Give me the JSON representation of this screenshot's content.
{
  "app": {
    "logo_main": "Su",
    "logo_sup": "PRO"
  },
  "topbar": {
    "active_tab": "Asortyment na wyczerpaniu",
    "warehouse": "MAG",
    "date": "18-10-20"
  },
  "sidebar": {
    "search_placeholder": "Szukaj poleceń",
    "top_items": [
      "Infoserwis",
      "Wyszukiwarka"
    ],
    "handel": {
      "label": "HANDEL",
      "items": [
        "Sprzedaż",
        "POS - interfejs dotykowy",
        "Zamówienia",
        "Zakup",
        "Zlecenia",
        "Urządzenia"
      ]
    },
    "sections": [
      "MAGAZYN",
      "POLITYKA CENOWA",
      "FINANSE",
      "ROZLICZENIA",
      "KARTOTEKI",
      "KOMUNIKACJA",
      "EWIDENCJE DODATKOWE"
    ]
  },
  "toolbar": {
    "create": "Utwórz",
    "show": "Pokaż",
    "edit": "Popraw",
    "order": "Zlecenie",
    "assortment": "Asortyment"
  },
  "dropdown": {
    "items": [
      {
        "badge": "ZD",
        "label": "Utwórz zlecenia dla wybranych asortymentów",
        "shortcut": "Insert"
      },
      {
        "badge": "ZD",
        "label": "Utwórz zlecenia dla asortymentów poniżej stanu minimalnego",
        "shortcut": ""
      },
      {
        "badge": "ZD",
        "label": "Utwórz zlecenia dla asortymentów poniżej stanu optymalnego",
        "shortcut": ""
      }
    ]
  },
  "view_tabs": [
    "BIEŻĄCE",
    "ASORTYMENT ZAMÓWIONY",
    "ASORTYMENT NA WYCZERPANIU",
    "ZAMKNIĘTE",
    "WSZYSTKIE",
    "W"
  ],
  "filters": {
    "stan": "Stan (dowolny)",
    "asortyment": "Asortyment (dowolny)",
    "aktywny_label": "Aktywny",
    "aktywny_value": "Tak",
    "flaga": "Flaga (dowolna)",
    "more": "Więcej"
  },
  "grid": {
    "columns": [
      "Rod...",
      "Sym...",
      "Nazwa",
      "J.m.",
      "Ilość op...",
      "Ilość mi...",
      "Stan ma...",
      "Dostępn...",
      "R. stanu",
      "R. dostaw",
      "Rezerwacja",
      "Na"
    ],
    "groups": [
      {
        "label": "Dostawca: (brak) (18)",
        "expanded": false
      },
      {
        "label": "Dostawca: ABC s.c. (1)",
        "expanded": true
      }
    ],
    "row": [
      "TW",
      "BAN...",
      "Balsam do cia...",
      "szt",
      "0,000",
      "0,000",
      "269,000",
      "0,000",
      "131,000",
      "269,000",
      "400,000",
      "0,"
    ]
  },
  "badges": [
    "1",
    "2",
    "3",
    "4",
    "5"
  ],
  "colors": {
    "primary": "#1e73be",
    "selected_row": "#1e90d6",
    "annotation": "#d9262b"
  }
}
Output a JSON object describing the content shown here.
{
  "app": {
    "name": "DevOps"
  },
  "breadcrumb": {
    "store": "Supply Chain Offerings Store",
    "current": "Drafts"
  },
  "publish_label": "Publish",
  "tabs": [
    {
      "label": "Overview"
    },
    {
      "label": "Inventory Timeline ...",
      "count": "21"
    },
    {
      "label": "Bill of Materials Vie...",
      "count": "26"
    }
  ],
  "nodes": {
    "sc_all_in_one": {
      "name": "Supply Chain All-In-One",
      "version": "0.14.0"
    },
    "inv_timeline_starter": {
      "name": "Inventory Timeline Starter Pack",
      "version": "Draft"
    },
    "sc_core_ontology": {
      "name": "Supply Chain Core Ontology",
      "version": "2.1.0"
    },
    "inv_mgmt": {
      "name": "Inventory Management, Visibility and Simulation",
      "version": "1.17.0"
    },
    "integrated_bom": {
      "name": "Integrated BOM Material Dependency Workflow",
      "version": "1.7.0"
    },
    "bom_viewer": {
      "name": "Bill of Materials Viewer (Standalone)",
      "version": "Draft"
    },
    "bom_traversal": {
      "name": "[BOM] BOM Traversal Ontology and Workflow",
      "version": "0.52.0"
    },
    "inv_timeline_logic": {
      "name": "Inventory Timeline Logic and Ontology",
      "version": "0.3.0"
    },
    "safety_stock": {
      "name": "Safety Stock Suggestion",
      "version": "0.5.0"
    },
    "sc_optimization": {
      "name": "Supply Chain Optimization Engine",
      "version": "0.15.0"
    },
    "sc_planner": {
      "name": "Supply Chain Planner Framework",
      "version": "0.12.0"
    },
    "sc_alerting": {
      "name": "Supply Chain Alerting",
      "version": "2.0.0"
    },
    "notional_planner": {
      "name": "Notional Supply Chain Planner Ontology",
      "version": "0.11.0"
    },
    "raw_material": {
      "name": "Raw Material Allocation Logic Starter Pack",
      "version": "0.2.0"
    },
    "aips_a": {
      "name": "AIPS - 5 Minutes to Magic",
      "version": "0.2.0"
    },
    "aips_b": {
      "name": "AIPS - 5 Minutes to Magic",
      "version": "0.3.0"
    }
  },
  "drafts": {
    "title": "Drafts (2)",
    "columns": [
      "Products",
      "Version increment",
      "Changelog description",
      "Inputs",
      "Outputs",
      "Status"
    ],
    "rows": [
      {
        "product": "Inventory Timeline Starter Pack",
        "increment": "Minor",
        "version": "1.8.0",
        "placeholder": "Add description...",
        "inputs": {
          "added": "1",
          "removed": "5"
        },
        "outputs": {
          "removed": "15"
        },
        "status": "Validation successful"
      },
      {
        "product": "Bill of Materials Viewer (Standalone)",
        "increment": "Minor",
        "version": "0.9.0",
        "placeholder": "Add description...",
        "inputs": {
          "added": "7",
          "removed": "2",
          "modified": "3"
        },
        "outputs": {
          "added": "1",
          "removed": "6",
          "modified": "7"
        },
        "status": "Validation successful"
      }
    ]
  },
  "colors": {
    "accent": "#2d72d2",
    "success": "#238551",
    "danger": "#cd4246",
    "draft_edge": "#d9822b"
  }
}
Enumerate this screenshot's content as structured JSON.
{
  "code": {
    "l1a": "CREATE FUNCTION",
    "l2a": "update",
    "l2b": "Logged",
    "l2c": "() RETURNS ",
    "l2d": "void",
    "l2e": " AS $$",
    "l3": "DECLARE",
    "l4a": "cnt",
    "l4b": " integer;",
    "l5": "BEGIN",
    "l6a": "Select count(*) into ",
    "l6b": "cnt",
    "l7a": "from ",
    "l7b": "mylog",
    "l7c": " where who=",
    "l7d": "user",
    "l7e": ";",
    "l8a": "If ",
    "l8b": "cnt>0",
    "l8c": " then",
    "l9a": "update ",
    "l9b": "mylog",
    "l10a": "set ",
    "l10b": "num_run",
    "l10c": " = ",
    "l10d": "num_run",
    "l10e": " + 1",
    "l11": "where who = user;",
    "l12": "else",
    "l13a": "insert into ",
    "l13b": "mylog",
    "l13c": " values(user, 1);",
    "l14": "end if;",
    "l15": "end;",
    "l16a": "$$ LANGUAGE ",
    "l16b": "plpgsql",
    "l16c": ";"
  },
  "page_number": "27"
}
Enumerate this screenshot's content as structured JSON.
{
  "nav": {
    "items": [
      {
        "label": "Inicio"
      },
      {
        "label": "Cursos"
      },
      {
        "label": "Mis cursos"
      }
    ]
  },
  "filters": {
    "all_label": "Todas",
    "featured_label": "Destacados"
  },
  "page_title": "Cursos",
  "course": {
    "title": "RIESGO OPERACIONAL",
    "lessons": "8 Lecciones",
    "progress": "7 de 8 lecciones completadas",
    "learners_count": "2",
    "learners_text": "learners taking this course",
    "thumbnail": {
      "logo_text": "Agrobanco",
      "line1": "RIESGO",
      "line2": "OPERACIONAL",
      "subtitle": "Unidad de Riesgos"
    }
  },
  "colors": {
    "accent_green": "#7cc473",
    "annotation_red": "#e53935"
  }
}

☆ ☆ ☆ ☆

Go through the lines above. Select every one that has the string "course".

  "course": {
    "learners_text": "learners taking this course",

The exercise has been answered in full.